**Required work**
Reproduce every line of the listing as written, apart from the pictures.
## Start Data for processing
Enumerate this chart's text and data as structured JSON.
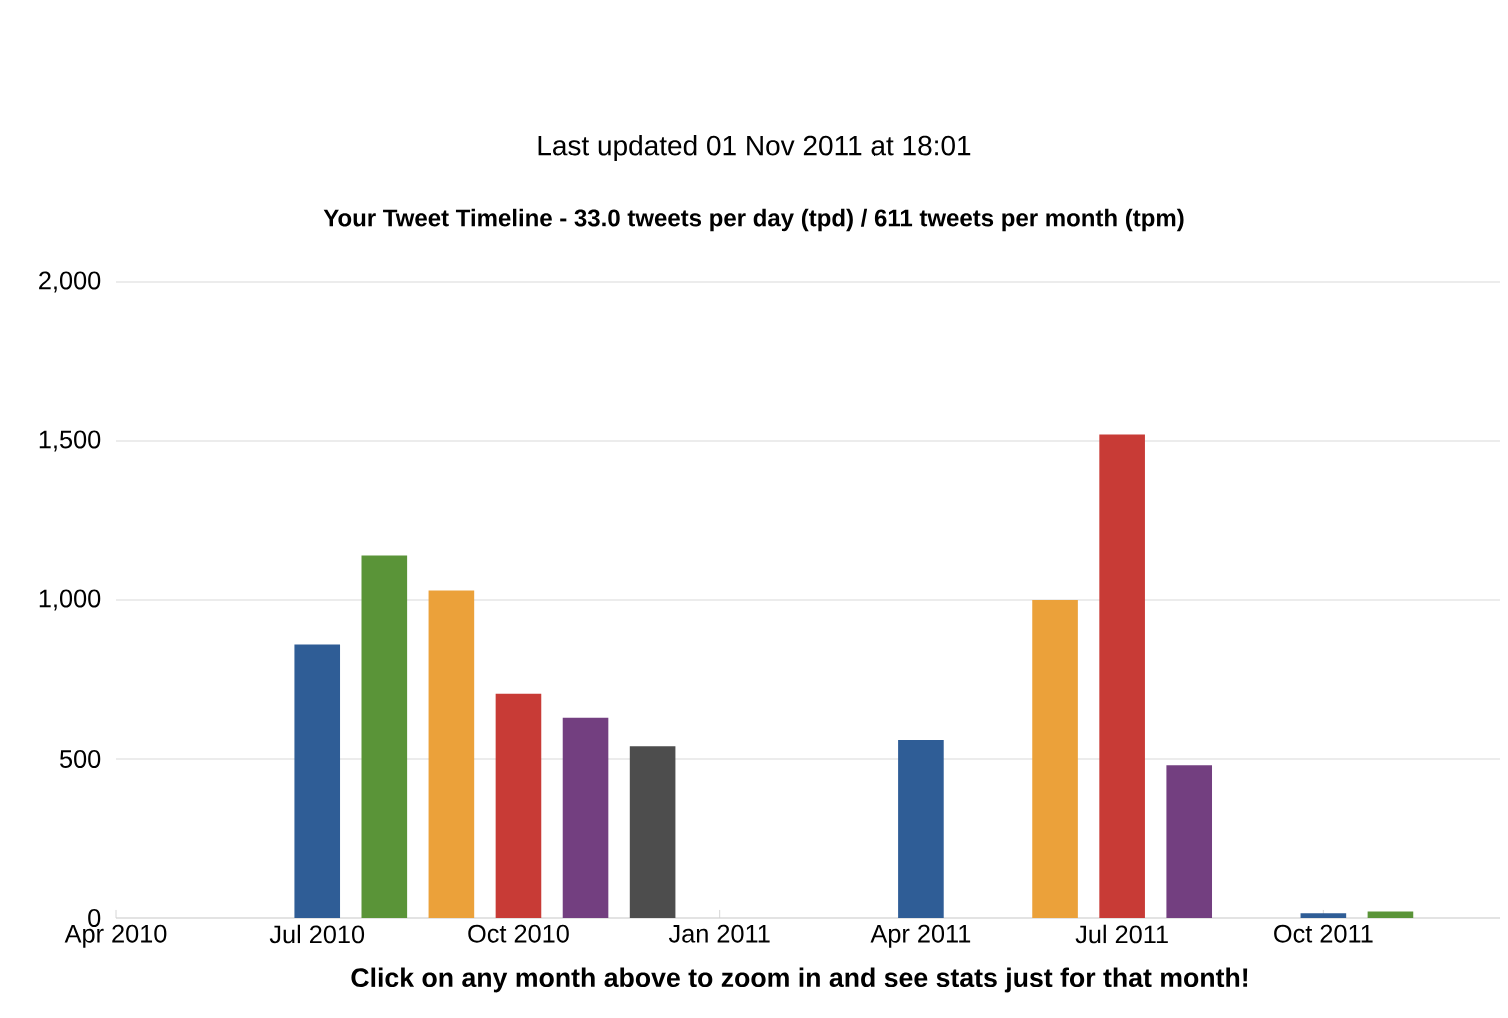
{
  "chart_data": {
    "type": "bar",
    "title": "Your Tweet Timeline - 33.0 tweets per day (tpd) / 611 tweets per month (tpm)",
    "subtitle": "Last updated 01 Nov 2011 at 18:01",
    "annotations": [
      "Click on any month above to zoom in and see stats just for that month!"
    ],
    "x": [
      "2010-07",
      "2010-08",
      "2010-09",
      "2010-10",
      "2010-11",
      "2010-12",
      "2011-04",
      "2011-06",
      "2011-07",
      "2011-08",
      "2011-10",
      "2011-11"
    ],
    "values": [
      860,
      1140,
      1030,
      705,
      630,
      540,
      560,
      1000,
      1520,
      480,
      15,
      20
    ],
    "colors": [
      "#2f5d96",
      "#5a9438",
      "#eba13a",
      "#c83b36",
      "#733f80",
      "#4d4d4d",
      "#2f5d96",
      "#eba13a",
      "#c83b36",
      "#733f80",
      "#2f5d96",
      "#5a9438"
    ],
    "xlim": [
      "2010-04",
      "2011-12-20"
    ],
    "xticks": [
      {
        "value": "2010-04",
        "label": "Apr 2010"
      },
      {
        "value": "2010-07",
        "label": "Jul 2010"
      },
      {
        "value": "2010-10",
        "label": "Oct 2010"
      },
      {
        "value": "2011-01",
        "label": "Jan 2011"
      },
      {
        "value": "2011-04",
        "label": "Apr 2011"
      },
      {
        "value": "2011-07",
        "label": "Jul 2011"
      },
      {
        "value": "2011-10",
        "label": "Oct 2011"
      }
    ],
    "ylim": [
      0,
      2000
    ],
    "yticks": [
      0,
      {
        "value": 500,
        "label": "500"
      },
      {
        "value": 1000,
        "label": "1,000"
      },
      {
        "value": 1500,
        "label": "1,500"
      },
      {
        "value": 2000,
        "label": "2,000"
      }
    ],
    "grid": "y"
  }
}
## End Data for processing
**The completed task**
Enumerate this chart's text and data as structured JSON.
{
  "chart_data": {
    "type": "bar",
    "title": "Your Tweet Timeline - 33.0 tweets per day (tpd) / 611 tweets per month (tpm)",
    "subtitle": "Last updated 01 Nov 2011 at 18:01",
    "annotations": [
      "Click on any month above to zoom in and see stats just for that month!"
    ],
    "x": [
      "2010-07",
      "2010-08",
      "2010-09",
      "2010-10",
      "2010-11",
      "2010-12",
      "2011-04",
      "2011-06",
      "2011-07",
      "2011-08",
      "2011-10",
      "2011-11"
    ],
    "values": [
      860,
      1140,
      1030,
      705,
      630,
      540,
      560,
      1000,
      1520,
      480,
      15,
      20
    ],
    "colors": [
      "#2f5d96",
      "#5a9438",
      "#eba13a",
      "#c83b36",
      "#733f80",
      "#4d4d4d",
      "#2f5d96",
      "#eba13a",
      "#c83b36",
      "#733f80",
      "#2f5d96",
      "#5a9438"
    ],
    "xlim": [
      "2010-04",
      "2011-12-20"
    ],
    "xticks": [
      {
        "value": "2010-04",
        "label": "Apr 2010"
      },
      {
        "value": "2010-07",
        "label": "Jul 2010"
      },
      {
        "value": "2010-10",
        "label": "Oct 2010"
      },
      {
        "value": "2011-01",
        "label": "Jan 2011"
      },
      {
        "value": "2011-04",
        "label": "Apr 2011"
      },
      {
        "value": "2011-07",
        "label": "Jul 2011"
      },
      {
        "value": "2011-10",
        "label": "Oct 2011"
      }
    ],
    "ylim": [
      0,
      2000
    ],
    "yticks": [
      0,
      {
        "value": 500,
        "label": "500"
      },
      {
        "value": 1000,
        "label": "1,000"
      },
      {
        "value": 1500,
        "label": "1,500"
      },
      {
        "value": 2000,
        "label": "2,000"
      }
    ],
    "grid": "y"
  }
}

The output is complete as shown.